> _ARTICLE_

Political Law, Taxation

Sandoval Notes – Political Law Part V Constitutional Law – Power of Taxation

The Power of Taxation

 

  1. Can taxes be subject to off-setting or compensation?

 

Held: Taxes cannot be subject to compensation for the simple reason that the government and the taxpayer are not creditors and debtors of each other. There is a material distinction between a tax and debt. Debts are due to the Government in its corporate capacity, while taxes are due to the Government in its sovereign capacity. It must be noted that a distinguishing feature of a tax is that it is compulsory rather than a matter of bargain. Hence, a tax does not depend upon the consent of the taxpayer. If any taxpayer can defer the payment of taxes by raising the defense that it still has a pending claim for refund or credit, this would adversely affect the government revenue system. A taxpayer cannot refuse to pay his taxes when they fall due simply because he has a claim against the government or that the collection of a tax is contingent on the result of the lawsuit it filed against the government. (Philex Mining Corporation v. Commissioner of Internal Revenue, 294 SCRA 687, Aug. 28, 1998 [Romero])

 

  1. Under Article VI, Section 28, paragraph 3 of the 1987 Constitution, “[C]haritable institutions, churches and parsonages or convents appurtenant thereto, mosques, non-profit cemeteries, and all lands, buildings, and improvements, actually, directly and exclusively used for religious, charitable or educational purposes shall be exempt from taxation.” YMCA claims that the income earned by its building leased to private entities and that of its parking space is likewise covered by said exemption. Resolve.

 

Held: The debates, interpellations and expressions of opinion of the framers of the Constitution reveal their intent that which, in turn, may have guided the people in ratifying the Charter. Such intent must be effectuated.

 

Accordingly, Justice Hilario G. Davide, Jr., a former constitutional commissioner, who is now a member of this Court, stressed during the Concom debates that “x x x what is exempted is not the institution itself x x x; those exempted from real estate taxes are lands, buildings and improvements actually, directly and exclusively used for religious, charitable or educational purposes. Father Joaquin G. Bernas, an eminent authority on the Constitution and also a member of the Concom, adhered to the same view that the exemption created by said provision pertained only to property taxes.

> _REQUIRED WORK_
**A.** Answer these questions from the taxation notes:
(i) In what capacity are taxes due to the Government?
(ii) Which case is cited for the ruling that taxes cannot be subject to compensation?
(iii) To which taxes did Father Joaquin G. Bernas say the exemption pertained?
**B.** Extend the taxation notes, picking up right after their last sentence.
The rows come from a different source than the taxation notes.

> _STORED DATA_
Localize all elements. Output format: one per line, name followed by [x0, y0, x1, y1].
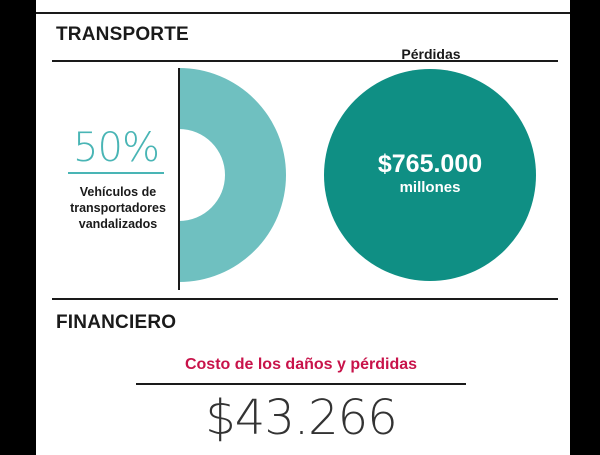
- percent-caption: Vehículos de transportadores vandalizado…: [54, 184, 182, 232]
- losses-title: Pérdidas: [401, 46, 461, 62]
- caption-line: Vehículos de: [79, 185, 157, 199]
- section-title-transporte: TRANSPORTE: [56, 24, 189, 45]
- losses-unit: millones: [400, 179, 461, 196]
- section-title-financiero: FINANCIERO: [56, 312, 177, 333]
- caption-line: vandalizados: [78, 217, 158, 231]
- losses-circle: [324, 69, 536, 281]
- top-rule: [36, 12, 570, 14]
- infographic-panel: TRANSPORTE 50% Vehículos de transportado…: [36, 0, 570, 455]
- transport-half-donut-chart: [179, 68, 286, 282]
- percent-label: 50%: [73, 125, 160, 171]
- half-donut-axis: [178, 68, 180, 290]
- cost-underline: [136, 383, 466, 385]
- top-rules: [36, 0, 570, 16]
- cost-value: $43.266: [205, 390, 398, 446]
- percent-underline: [68, 172, 164, 174]
- losses-circle-chart: $765.000 millones: [324, 69, 536, 281]
- losses-amount: $765.000: [378, 150, 482, 178]
- divider-transporte: [52, 60, 558, 62]
- caption-line: transportadores: [70, 201, 166, 215]
- half-donut-slice: [179, 68, 286, 282]
- divider-financiero: [52, 298, 558, 300]
- cost-title: Costo de los daños y pérdidas: [184, 356, 418, 373]
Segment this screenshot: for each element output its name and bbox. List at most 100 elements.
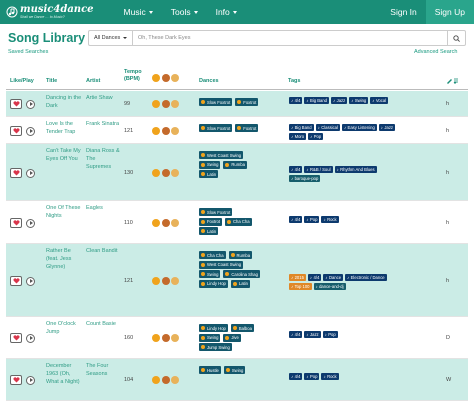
- search-button[interactable]: [447, 31, 465, 45]
- tag-badge[interactable]: ♪ Pop: [304, 373, 320, 380]
- dance-badge[interactable]: Swing: [199, 270, 221, 278]
- nav-info[interactable]: Info: [216, 7, 237, 17]
- tag-badge[interactable]: ♪ Rock: [321, 216, 339, 223]
- play-button[interactable]: [26, 99, 35, 109]
- dance-badge[interactable]: Swing: [199, 160, 221, 169]
- nav-music[interactable]: Music: [124, 7, 153, 17]
- dance-badge[interactable]: Jump Swing: [199, 343, 232, 351]
- artist-link[interactable]: Frank Sinatra: [86, 121, 120, 127]
- tag-badge[interactable]: ♪ R&B / Soul: [304, 166, 333, 173]
- tag-badge[interactable]: ♪ Pop: [304, 216, 320, 223]
- dance-badge[interactable]: Carolina Shag: [223, 270, 260, 278]
- tag-badge[interactable]: ♪ Rock: [321, 373, 339, 380]
- tag-badge[interactable]: ♪ Big Band: [304, 97, 330, 104]
- artist-link[interactable]: Count Basie: [86, 321, 116, 327]
- dance-badge[interactable]: Latin: [199, 170, 219, 178]
- song-title-link[interactable]: Love Is the Tender Trap: [46, 121, 76, 135]
- tag-badge[interactable]: ♪ Jazz: [378, 124, 396, 131]
- dance-badge[interactable]: Foxtrot: [199, 217, 223, 226]
- tag-badge[interactable]: ♪ Big Band: [289, 124, 314, 131]
- sign-up-button[interactable]: Sign Up: [425, 0, 474, 24]
- logo[interactable]: music4dance Shall we Dance … to Music?: [6, 4, 94, 20]
- tag-badge[interactable]: ♪ Moro: [289, 133, 307, 140]
- like-button[interactable]: [10, 218, 22, 228]
- sign-in-button[interactable]: Sign In: [390, 7, 417, 17]
- play-button[interactable]: [26, 375, 35, 385]
- artist-link[interactable]: Artie Shaw: [86, 95, 113, 101]
- tag-badge[interactable]: ♪ 4/4: [289, 166, 303, 173]
- col-like-play[interactable]: Like/Play: [10, 78, 34, 84]
- tag-badge[interactable]: ♪ Top 100: [289, 283, 312, 290]
- tag-badge[interactable]: ♪ 4/4: [289, 97, 303, 104]
- dance-badge[interactable]: Lindy Hop: [199, 279, 228, 288]
- song-title-link[interactable]: December 1963 (Oh, What a Night): [46, 363, 80, 385]
- tag-badge[interactable]: ♪ Vocal: [370, 97, 389, 104]
- advanced-search-link[interactable]: Advanced Search: [414, 49, 458, 55]
- tag-badge[interactable]: ♪ Swing: [349, 97, 369, 104]
- play-button[interactable]: [26, 276, 35, 286]
- dance-badge[interactable]: Foxtrot: [235, 98, 259, 106]
- song-title-link[interactable]: One O'clock Jump: [46, 321, 76, 335]
- song-title-link[interactable]: Can't Take My Eyes Off You: [46, 148, 81, 162]
- tag-badge[interactable]: ♪ Pop: [308, 133, 324, 140]
- tag-badge[interactable]: ♪ Rhythm And Blues: [334, 166, 377, 173]
- play-button[interactable]: [26, 168, 35, 178]
- artist-link[interactable]: Clean Bandit: [86, 248, 118, 254]
- tag-badge[interactable]: ♪ Pop: [322, 331, 338, 338]
- tag-badge[interactable]: ♪ Jazz: [331, 97, 348, 104]
- col-title[interactable]: Title: [46, 78, 58, 84]
- like-button[interactable]: [10, 99, 22, 109]
- tag-badge[interactable]: ♪ Jazz: [304, 331, 321, 338]
- like-button[interactable]: [10, 126, 22, 136]
- like-button[interactable]: [10, 333, 22, 343]
- dance-badge[interactable]: Latin: [230, 279, 250, 288]
- col-artist[interactable]: Artist: [86, 78, 101, 84]
- tag-badge[interactable]: ♪ Dance: [323, 274, 344, 281]
- tag-badge[interactable]: ♪ Electronic / Dance: [345, 274, 387, 281]
- saved-searches-link[interactable]: Saved Searches: [8, 49, 49, 55]
- like-button[interactable]: [10, 375, 22, 385]
- tag-badge[interactable]: ♪ 4/4: [289, 331, 303, 338]
- song-title-link[interactable]: Dancing in the Dark: [46, 95, 82, 109]
- tag-badge[interactable]: ♪ dance-and-dj: [313, 283, 346, 290]
- dance-badge[interactable]: West Coast Swing: [199, 151, 244, 159]
- tag-badge[interactable]: ♪ 2015: [289, 274, 306, 281]
- tag-badge[interactable]: ♪ 4/4: [307, 274, 322, 281]
- dance-select[interactable]: All Dances: [89, 31, 133, 45]
- artist-link[interactable]: Diana Ross & The Supremes: [86, 148, 120, 170]
- tag-badge[interactable]: ♪ Easy Listening: [341, 124, 377, 131]
- dance-badge[interactable]: Latin: [199, 227, 219, 235]
- dance-badge[interactable]: Swing: [199, 333, 221, 342]
- tag-badge[interactable]: ♪ Classical: [315, 124, 340, 131]
- tag-badge[interactable]: ♪ 4/4: [289, 216, 303, 223]
- dance-badge[interactable]: Rumba: [228, 251, 253, 259]
- play-button[interactable]: [26, 218, 35, 228]
- dance-badge[interactable]: Slow Foxtrot: [199, 208, 233, 216]
- artist-link[interactable]: The Four Seasons: [86, 363, 109, 377]
- dance-badge[interactable]: Lindy Hop: [199, 324, 228, 332]
- col-energy-icons[interactable]: [152, 74, 181, 82]
- like-button[interactable]: [10, 168, 22, 178]
- col-tempo[interactable]: Tempo (BPM): [124, 69, 142, 83]
- dance-badge[interactable]: Balboa: [230, 324, 254, 332]
- like-button[interactable]: [10, 276, 22, 286]
- dance-badge[interactable]: Slow Foxtrot: [199, 98, 233, 106]
- song-title-link[interactable]: Rather Be (feat. Jess Glynne): [46, 248, 72, 270]
- search-input[interactable]: Oh, These Dark Eyes: [138, 35, 191, 41]
- dance-badge[interactable]: Cha Cha: [199, 251, 226, 259]
- play-button[interactable]: [26, 126, 35, 136]
- col-tags[interactable]: Tags: [288, 78, 301, 84]
- artist-link[interactable]: Eagles: [86, 205, 103, 211]
- dance-badge[interactable]: Swing: [223, 366, 246, 374]
- dance-badge[interactable]: Cha Cha: [225, 217, 252, 226]
- col-dances[interactable]: Dances: [199, 78, 219, 84]
- dance-badge[interactable]: Rumba: [223, 160, 247, 169]
- dance-badge[interactable]: Slow Foxtrot: [199, 124, 233, 132]
- play-button[interactable]: [26, 333, 35, 343]
- edit-sort-icon[interactable]: [446, 77, 460, 84]
- tag-badge[interactable]: ♪ baroque-pop: [289, 175, 321, 182]
- dance-badge[interactable]: Hustle: [199, 366, 221, 374]
- dance-badge[interactable]: Foxtrot: [235, 124, 259, 132]
- nav-tools[interactable]: Tools: [171, 7, 198, 17]
- dance-badge[interactable]: Jive: [223, 333, 241, 342]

> _OUTPUTS IN ORDER_
**A.**
(i) Its sovereign capacity.
(ii) Philex Mining Corporation v. Commissioner of Internal Revenue.
(iii) Property taxes.

**B.**
 

In his treatise on taxation, Mr. Justice Jose C. Vitug concurs, stating that “[t]he tax exemption covers property taxes only.” (Commissioner of Internal Revenue v. CA, 298 SCRA 83, Oct. 14, 1998 [Panganiban])

 

  1. Under Article XIV, Section 4, paragraph 3 of the 1987 Constitution, “[A]ll revenues and assets of non-stock, non-profit educational institutions used actually, directly, and exclusively for educational purposes shall be exempt from taxes and duties.” YMCA alleged that it “is a non-profit educational institution whose revenues and assets are used actually, directly and exclusively for educational purposes so it is exempt from taxes on its properties and income.”

 

Held: We reiterate that private respondent is exempt from the payment of property tax, but not income tax on the rentals from its property. The bare allegation alone that it is a non-stock, non-profit educational institution is insufficient to justify its exemption from the payment of income tax.

 

[L]aws allowing tax exemption are construed strictissimi juris. Hence, for the YMCA to be granted the exemption it claims under the abovecited provision, it must prove with substantial evidence that (1) it falls under the classification non-stock, non-profit educational institution; and (2) the income it seeks to be exempted from taxation is used actually, directly, and exclusively for educational purposes. However, the Court notes that not a scintilla of evidence was submitted by private respondent to prove that it met the said requisites. (Commissioner of Internal Revenue v. CA, 298 SCRA 83, Oct. 14, 1998 [Panganiban])

 

  1. Is the YMCA an educational institution within the purview of Article XIV, Section 4, par. 3 of the Constitution?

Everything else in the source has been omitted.